** Task description **
Every record here should be printed again exactly.

-- START --

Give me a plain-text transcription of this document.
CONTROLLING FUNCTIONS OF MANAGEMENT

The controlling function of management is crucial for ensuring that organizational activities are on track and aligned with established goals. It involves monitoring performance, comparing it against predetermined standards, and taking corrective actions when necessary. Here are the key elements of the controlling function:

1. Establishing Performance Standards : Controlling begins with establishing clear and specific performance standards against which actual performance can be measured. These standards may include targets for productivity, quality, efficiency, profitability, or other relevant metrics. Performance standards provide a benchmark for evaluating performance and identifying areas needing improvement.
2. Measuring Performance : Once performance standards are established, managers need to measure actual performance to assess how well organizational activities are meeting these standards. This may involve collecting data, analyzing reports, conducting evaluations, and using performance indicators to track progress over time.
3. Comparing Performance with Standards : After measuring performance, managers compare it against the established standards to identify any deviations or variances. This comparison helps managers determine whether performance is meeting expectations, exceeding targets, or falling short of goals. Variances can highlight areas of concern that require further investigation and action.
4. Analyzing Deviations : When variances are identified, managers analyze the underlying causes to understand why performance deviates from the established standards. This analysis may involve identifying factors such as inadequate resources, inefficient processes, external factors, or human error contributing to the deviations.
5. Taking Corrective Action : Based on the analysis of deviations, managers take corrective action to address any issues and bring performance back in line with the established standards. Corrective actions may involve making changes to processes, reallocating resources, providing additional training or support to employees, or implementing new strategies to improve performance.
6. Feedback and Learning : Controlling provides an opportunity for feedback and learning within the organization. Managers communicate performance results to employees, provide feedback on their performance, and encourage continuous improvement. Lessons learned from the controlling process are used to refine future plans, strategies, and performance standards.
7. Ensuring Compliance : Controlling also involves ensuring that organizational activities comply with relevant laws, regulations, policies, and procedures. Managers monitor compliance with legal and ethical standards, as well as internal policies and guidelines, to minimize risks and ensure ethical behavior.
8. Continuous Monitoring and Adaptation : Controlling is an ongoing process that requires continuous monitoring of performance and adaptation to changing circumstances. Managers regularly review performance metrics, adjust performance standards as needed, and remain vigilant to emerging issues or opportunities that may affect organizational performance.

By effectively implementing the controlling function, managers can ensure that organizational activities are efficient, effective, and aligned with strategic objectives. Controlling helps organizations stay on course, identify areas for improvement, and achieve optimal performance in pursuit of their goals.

-- END --

** Result of this exercise **
Give me a plain-text transcription of this document.
CONTROLLING FUNCTIONS OF MANAGEMENT

The controlling function of management is crucial for ensuring that organizational activities are on track and aligned with established goals. It involves monitoring performance, comparing it against predetermined standards, and taking corrective actions when necessary. Here are the key elements of the controlling function:

1. Establishing Performance Standards : Controlling begins with establishing clear and specific performance standards against which actual performance can be measured. These standards may include targets for productivity, quality, efficiency, profitability, or other relevant metrics. Performance standards provide a benchmark for evaluating performance and identifying areas needing improvement.
2. Measuring Performance : Once performance standards are established, managers need to measure actual performance to assess how well organizational activities are meeting these standards. This may involve collecting data, analyzing reports, conducting evaluations, and using performance indicators to track progress over time.
3. Comparing Performance with Standards : After measuring performance, managers compare it against the established standards to identify any deviations or variances. This comparison helps managers determine whether performance is meeting expectations, exceeding targets, or falling short of goals. Variances can highlight areas of concern that require further investigation and action.
4. Analyzing Deviations : When variances are identified, managers analyze the underlying causes to understand why performance deviates from the established standards. This analysis may involve identifying factors such as inadequate resources, inefficient processes, external factors, or human error contributing to the deviations.
5. Taking Corrective Action : Based on the analysis of deviations, managers take corrective action to address any issues and bring performance back in line with the established standards. Corrective actions may involve making changes to processes, reallocating resources, providing additional training or support to employees, or implementing new strategies to improve performance.
6. Feedback and Learning : Controlling provides an opportunity for feedback and learning within the organization. Managers communicate performance results to employees, provide feedback on their performance, and encourage continuous improvement. Lessons learned from the controlling process are used to refine future plans, strategies, and performance standards.
7. Ensuring Compliance : Controlling also involves ensuring that organizational activities comply with relevant laws, regulations, policies, and procedures. Managers monitor compliance with legal and ethical standards, as well as internal policies and guidelines, to minimize risks and ensure ethical behavior.
8. Continuous Monitoring and Adaptation : Controlling is an ongoing process that requires continuous monitoring of performance and adaptation to changing circumstances. Managers regularly review performance metrics, adjust performance standards as needed, and remain vigilant to emerging issues or opportunities that may affect organizational performance.

By effectively implementing the controlling function, managers can ensure that organizational activities are efficient, effective, and aligned with strategic objectives. Controlling helps organizations stay on course, identify areas for improvement, and achieve optimal performance in pursuit of their goals.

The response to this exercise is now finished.